### TASK DESCRIPTION
Gather all lines in the data that hold the string "JSON".

(Dataset entries)
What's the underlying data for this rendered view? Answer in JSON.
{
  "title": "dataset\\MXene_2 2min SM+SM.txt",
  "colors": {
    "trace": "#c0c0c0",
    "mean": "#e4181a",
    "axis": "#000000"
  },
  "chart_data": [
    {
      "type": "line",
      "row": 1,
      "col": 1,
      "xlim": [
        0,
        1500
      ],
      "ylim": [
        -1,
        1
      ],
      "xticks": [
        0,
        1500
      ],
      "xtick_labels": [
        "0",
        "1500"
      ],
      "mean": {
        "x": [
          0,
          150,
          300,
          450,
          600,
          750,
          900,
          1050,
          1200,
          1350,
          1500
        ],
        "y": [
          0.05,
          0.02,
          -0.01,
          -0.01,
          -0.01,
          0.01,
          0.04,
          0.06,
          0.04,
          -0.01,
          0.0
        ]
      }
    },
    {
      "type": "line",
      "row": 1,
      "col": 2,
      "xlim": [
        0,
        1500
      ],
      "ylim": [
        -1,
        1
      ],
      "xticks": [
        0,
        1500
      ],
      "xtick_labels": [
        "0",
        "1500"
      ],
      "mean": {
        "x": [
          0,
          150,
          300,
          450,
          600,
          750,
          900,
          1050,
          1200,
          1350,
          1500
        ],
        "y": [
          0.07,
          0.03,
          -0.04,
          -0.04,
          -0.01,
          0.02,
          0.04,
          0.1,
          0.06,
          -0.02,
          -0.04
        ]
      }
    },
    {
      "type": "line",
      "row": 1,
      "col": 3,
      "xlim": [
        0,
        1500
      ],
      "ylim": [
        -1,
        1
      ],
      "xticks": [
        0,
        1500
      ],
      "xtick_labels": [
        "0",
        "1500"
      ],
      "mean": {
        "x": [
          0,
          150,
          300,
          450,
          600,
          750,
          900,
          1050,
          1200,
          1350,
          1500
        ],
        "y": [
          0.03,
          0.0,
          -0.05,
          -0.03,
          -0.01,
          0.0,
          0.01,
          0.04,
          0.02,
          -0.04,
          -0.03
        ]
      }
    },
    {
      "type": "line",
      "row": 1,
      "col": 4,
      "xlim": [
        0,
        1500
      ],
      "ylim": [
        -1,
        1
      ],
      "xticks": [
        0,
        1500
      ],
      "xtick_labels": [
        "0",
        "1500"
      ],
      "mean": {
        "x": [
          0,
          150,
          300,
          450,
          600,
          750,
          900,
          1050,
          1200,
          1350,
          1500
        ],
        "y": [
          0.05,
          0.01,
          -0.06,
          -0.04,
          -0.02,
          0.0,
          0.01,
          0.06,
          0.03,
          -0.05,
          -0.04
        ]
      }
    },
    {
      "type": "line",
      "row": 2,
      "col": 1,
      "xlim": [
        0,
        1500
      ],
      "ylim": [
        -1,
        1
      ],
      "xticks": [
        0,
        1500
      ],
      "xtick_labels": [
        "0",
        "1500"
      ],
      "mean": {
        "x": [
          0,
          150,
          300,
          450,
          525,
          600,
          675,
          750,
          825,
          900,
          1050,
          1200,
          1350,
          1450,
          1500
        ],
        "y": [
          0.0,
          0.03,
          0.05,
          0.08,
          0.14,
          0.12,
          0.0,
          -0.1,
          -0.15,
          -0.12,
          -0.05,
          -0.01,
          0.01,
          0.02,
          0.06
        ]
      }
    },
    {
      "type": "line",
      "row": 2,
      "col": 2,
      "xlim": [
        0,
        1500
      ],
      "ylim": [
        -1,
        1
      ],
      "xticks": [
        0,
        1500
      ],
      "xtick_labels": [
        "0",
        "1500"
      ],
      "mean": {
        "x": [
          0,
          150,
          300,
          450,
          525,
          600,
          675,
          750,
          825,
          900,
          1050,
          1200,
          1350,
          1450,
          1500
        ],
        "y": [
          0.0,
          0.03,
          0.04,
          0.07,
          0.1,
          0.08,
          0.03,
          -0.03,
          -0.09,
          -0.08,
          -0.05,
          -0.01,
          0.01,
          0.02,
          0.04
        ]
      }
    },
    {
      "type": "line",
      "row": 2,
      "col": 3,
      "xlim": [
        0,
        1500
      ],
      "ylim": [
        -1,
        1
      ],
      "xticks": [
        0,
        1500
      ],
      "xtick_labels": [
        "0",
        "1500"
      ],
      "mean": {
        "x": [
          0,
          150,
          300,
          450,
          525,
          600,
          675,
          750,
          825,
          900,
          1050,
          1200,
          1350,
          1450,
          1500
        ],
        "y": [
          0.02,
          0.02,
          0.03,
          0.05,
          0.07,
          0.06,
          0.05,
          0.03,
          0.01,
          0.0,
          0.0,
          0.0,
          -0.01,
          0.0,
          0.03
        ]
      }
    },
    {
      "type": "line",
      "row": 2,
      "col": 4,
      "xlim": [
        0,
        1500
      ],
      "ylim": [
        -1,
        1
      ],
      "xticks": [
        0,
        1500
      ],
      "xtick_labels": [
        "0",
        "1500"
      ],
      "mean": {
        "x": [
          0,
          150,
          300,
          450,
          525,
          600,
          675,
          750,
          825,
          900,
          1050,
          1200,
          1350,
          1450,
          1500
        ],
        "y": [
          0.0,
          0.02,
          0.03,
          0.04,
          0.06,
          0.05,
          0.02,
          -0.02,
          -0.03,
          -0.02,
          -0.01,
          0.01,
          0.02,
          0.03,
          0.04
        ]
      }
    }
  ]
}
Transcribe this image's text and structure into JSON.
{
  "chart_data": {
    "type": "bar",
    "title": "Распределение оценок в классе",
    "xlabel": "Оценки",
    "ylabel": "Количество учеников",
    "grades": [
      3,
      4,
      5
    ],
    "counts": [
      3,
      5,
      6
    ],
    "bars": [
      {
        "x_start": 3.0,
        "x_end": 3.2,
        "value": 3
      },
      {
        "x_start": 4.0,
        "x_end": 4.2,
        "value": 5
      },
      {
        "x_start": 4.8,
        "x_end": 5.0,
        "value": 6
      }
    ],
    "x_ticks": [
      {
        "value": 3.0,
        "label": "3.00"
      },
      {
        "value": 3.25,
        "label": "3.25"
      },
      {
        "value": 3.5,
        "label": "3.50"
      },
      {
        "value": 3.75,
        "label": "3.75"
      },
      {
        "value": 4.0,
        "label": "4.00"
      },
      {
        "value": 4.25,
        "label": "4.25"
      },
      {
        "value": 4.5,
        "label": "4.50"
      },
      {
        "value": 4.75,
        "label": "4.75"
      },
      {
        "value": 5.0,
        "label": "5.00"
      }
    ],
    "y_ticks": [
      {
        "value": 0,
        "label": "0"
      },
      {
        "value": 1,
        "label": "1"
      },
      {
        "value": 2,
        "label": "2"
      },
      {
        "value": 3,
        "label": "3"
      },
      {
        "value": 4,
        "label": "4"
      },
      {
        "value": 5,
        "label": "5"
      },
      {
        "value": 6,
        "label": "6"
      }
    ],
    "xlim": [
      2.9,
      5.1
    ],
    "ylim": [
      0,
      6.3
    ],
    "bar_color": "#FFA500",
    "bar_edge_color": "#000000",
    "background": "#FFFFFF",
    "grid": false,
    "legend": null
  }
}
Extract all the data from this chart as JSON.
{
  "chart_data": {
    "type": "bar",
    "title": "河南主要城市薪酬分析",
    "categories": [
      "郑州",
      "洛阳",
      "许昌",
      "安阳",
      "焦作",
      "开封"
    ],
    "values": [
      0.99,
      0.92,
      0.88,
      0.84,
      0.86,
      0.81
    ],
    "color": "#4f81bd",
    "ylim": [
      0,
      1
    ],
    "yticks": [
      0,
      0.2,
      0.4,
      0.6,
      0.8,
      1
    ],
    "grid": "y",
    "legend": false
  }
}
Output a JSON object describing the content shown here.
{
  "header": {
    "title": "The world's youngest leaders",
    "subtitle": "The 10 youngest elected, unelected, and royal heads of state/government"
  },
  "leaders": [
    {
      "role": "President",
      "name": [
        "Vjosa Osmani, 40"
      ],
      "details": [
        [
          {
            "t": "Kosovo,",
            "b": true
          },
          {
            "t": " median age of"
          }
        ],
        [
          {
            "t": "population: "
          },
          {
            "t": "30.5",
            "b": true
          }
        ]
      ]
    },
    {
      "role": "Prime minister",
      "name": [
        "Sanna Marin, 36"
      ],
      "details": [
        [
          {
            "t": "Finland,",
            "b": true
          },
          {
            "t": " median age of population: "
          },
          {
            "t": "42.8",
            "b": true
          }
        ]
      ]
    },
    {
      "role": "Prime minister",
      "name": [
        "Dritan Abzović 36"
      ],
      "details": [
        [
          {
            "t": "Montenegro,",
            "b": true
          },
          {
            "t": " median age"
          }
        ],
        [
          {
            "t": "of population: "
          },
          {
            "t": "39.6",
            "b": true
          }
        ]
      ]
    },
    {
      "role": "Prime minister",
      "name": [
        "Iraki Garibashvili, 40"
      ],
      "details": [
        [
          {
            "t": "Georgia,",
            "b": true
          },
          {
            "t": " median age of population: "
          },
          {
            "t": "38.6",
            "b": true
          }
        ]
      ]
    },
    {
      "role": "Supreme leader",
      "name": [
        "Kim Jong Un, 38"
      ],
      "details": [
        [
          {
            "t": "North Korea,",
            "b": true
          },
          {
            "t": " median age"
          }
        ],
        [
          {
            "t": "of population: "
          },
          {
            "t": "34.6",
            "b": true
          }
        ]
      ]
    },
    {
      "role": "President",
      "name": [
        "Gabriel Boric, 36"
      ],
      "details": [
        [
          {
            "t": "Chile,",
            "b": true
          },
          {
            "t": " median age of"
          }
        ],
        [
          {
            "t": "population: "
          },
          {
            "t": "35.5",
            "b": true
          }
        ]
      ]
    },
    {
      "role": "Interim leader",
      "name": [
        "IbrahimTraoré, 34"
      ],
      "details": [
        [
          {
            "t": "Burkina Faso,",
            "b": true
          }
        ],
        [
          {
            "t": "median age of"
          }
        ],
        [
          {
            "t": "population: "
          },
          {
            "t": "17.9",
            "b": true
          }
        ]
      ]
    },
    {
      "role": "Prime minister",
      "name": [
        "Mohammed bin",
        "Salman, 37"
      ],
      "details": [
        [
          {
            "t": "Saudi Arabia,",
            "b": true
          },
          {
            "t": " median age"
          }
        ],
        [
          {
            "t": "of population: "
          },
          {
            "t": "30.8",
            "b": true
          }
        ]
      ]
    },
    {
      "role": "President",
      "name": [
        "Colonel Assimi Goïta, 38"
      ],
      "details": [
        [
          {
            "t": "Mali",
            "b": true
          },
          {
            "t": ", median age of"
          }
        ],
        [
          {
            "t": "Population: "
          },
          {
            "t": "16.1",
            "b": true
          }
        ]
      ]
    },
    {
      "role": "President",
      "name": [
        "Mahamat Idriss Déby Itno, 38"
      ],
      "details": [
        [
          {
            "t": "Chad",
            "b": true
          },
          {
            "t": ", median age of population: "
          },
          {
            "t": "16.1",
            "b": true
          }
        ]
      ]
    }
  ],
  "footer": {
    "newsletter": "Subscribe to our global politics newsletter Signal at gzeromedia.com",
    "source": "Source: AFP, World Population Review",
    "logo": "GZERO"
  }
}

### ANSWER TO THIS TASK
What's the underlying data for this rendered view? Answer in JSON.
Transcribe this image's text and structure into JSON.
Extract all the data from this chart as JSON.
Output a JSON object describing the content shown here.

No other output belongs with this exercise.